### [DIRECTION]
Will you transcribe the entries that follow, exactly and in full?
:: MATERIAL
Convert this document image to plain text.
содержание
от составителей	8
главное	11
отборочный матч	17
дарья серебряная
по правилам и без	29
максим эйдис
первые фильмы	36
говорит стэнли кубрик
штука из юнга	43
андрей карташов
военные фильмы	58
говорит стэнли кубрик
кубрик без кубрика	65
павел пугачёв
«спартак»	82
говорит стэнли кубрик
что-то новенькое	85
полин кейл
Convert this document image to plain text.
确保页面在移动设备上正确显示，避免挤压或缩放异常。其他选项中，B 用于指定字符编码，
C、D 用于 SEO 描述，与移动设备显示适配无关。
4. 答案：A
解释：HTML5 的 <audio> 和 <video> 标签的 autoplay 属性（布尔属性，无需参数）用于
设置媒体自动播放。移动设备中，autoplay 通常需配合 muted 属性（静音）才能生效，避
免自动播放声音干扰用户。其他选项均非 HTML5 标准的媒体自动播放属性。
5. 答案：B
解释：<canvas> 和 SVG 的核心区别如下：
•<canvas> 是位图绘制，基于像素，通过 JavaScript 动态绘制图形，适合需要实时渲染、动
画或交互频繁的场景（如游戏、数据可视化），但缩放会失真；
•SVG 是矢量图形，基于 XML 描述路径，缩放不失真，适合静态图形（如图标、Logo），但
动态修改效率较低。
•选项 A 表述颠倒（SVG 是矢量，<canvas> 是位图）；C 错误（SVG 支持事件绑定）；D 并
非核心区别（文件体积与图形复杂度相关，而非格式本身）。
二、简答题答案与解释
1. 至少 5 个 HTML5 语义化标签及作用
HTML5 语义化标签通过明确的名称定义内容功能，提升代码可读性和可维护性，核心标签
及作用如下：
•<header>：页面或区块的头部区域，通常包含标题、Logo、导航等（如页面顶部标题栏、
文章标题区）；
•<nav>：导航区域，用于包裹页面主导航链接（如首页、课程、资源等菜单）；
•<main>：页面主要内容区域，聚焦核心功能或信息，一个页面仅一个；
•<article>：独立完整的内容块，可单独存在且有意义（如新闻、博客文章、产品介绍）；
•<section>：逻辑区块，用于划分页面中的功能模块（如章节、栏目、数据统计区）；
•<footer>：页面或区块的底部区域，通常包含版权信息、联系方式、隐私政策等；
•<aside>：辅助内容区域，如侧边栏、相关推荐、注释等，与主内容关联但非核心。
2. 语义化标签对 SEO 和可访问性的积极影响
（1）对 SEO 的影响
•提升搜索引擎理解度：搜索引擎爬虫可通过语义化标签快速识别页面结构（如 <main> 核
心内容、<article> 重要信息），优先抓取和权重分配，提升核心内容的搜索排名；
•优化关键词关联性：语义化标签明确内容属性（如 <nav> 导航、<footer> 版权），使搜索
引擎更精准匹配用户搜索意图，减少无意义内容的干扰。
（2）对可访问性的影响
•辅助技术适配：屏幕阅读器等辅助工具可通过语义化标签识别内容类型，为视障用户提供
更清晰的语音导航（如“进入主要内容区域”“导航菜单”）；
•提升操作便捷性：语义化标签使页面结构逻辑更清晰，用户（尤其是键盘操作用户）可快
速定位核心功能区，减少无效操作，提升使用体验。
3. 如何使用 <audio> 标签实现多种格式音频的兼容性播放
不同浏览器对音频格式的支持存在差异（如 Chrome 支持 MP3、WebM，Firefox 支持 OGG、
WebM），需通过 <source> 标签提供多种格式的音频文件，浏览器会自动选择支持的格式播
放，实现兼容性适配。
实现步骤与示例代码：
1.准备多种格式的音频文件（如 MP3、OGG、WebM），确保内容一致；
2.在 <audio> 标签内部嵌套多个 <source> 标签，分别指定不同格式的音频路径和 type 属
::::
### [SOLUTION BELOW]
Convert this document image to plain text.
содержание
от составителей	8
главное	11
отборочный матч	17
дарья серебряная
по правилам и без	29
максим эйдис
первые фильмы	36
говорит стэнли кубрик
штука из юнга	43
андрей карташов
военные фильмы	58
говорит стэнли кубрик
кубрик без кубрика	65
павел пугачёв
«спартак»	82
говорит стэнли кубрик
что-то новенькое	85
полин кейл
Convert this document image to plain text.
确保页面在移动设备上正确显示，避免挤压或缩放异常。其他选项中，B 用于指定字符编码，
C、D 用于 SEO 描述，与移动设备显示适配无关。
4. 答案：A
解释：HTML5 的 <audio> 和 <video> 标签的 autoplay 属性（布尔属性，无需参数）用于
设置媒体自动播放。移动设备中，autoplay 通常需配合 muted 属性（静音）才能生效，避
免自动播放声音干扰用户。其他选项均非 HTML5 标准的媒体自动播放属性。
5. 答案：B
解释：<canvas> 和 SVG 的核心区别如下：
•<canvas> 是位图绘制，基于像素，通过 JavaScript 动态绘制图形，适合需要实时渲染、动
画或交互频繁的场景（如游戏、数据可视化），但缩放会失真；
•SVG 是矢量图形，基于 XML 描述路径，缩放不失真，适合静态图形（如图标、Logo），但
动态修改效率较低。
•选项 A 表述颠倒（SVG 是矢量，<canvas> 是位图）；C 错误（SVG 支持事件绑定）；D 并
非核心区别（文件体积与图形复杂度相关，而非格式本身）。
二、简答题答案与解释
1. 至少 5 个 HTML5 语义化标签及作用
HTML5 语义化标签通过明确的名称定义内容功能，提升代码可读性和可维护性，核心标签
及作用如下：
•<header>：页面或区块的头部区域，通常包含标题、Logo、导航等（如页面顶部标题栏、
文章标题区）；
•<nav>：导航区域，用于包裹页面主导航链接（如首页、课程、资源等菜单）；
•<main>：页面主要内容区域，聚焦核心功能或信息，一个页面仅一个；
•<article>：独立完整的内容块，可单独存在且有意义（如新闻、博客文章、产品介绍）；
•<section>：逻辑区块，用于划分页面中的功能模块（如章节、栏目、数据统计区）；
•<footer>：页面或区块的底部区域，通常包含版权信息、联系方式、隐私政策等；
•<aside>：辅助内容区域，如侧边栏、相关推荐、注释等，与主内容关联但非核心。
2. 语义化标签对 SEO 和可访问性的积极影响
（1）对 SEO 的影响
•提升搜索引擎理解度：搜索引擎爬虫可通过语义化标签快速识别页面结构（如 <main> 核
心内容、<article> 重要信息），优先抓取和权重分配，提升核心内容的搜索排名；
•优化关键词关联性：语义化标签明确内容属性（如 <nav> 导航、<footer> 版权），使搜索
引擎更精准匹配用户搜索意图，减少无意义内容的干扰。
（2）对可访问性的影响
•辅助技术适配：屏幕阅读器等辅助工具可通过语义化标签识别内容类型，为视障用户提供
更清晰的语音导航（如“进入主要内容区域”“导航菜单”）；
•提升操作便捷性：语义化标签使页面结构逻辑更清晰，用户（尤其是键盘操作用户）可快
速定位核心功能区，减少无效操作，提升使用体验。
3. 如何使用 <audio> 标签实现多种格式音频的兼容性播放
不同浏览器对音频格式的支持存在差异（如 Chrome 支持 MP3、WebM，Firefox 支持 OGG、
WebM），需通过 <source> 标签提供多种格式的音频文件，浏览器会自动选择支持的格式播
放，实现兼容性适配。
实现步骤与示例代码：
1.准备多种格式的音频文件（如 MP3、OGG、WebM），确保内容一致；
2.在 <audio> 标签内部嵌套多个 <source> 标签，分别指定不同格式的音频路径和 type 属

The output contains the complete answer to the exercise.